#### Aim of the task
Identify all lines of the data containing the string "Familie" and copy them.

#### Material for the task
** BEGIN **

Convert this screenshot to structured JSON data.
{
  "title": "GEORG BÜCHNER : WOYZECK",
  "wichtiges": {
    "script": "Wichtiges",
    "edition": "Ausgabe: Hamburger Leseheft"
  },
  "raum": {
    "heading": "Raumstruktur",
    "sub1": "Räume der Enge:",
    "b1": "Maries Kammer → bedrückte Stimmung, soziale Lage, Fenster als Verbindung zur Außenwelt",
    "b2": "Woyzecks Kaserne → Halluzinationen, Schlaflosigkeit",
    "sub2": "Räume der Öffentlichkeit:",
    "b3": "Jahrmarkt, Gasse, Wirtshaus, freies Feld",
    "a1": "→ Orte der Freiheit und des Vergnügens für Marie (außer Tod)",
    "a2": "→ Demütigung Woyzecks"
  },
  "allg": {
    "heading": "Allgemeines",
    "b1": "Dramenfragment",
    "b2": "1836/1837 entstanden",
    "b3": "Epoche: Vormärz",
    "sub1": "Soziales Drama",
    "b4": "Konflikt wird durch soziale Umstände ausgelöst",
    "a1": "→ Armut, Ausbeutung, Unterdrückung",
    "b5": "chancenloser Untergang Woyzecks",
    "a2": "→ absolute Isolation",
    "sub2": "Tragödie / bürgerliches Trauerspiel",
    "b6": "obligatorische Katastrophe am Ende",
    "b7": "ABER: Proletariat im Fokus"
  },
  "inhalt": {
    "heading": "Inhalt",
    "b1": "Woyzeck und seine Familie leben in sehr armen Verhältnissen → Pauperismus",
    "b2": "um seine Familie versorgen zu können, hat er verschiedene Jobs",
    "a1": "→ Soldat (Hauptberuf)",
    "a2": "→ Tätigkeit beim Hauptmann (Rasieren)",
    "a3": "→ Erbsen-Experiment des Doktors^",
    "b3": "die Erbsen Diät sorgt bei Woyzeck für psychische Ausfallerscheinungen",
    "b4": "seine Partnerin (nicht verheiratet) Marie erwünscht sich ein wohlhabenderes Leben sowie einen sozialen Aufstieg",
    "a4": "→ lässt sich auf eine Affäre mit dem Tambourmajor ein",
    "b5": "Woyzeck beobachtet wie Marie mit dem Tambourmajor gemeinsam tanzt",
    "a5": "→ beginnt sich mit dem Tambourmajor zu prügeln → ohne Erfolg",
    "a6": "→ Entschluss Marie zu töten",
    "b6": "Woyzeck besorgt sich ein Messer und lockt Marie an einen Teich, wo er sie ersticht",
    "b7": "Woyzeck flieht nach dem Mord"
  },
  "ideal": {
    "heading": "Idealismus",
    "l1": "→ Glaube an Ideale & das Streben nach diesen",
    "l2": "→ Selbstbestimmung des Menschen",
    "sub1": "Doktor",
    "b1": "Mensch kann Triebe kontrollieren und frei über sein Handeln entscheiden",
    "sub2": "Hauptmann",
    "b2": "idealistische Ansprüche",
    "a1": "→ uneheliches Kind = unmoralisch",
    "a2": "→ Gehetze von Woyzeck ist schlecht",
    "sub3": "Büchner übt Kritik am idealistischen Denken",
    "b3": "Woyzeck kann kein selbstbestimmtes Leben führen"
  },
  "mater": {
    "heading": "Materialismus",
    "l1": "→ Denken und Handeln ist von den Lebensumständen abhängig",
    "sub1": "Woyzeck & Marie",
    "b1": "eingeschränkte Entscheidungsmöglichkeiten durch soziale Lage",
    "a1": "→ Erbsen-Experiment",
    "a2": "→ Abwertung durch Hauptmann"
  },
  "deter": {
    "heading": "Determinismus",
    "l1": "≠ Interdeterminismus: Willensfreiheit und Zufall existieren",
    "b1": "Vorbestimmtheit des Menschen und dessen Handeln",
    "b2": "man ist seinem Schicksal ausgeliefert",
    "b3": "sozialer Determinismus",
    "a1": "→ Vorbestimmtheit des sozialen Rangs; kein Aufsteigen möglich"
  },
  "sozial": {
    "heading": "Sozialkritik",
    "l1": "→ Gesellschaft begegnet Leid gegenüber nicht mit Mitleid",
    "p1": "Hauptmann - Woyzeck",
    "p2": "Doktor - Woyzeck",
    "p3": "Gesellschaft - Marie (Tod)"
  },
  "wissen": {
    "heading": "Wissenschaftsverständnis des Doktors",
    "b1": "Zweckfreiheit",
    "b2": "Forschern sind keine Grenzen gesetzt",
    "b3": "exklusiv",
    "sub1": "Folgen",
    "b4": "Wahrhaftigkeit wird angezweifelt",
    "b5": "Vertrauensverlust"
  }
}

** END **

#### Correct result
    "b1": "Woyzeck und seine Familie leben in sehr armen Verhältnissen → Pauperismus",
    "b2": "um seine Familie versorgen zu können, hat er verschiedene Jobs",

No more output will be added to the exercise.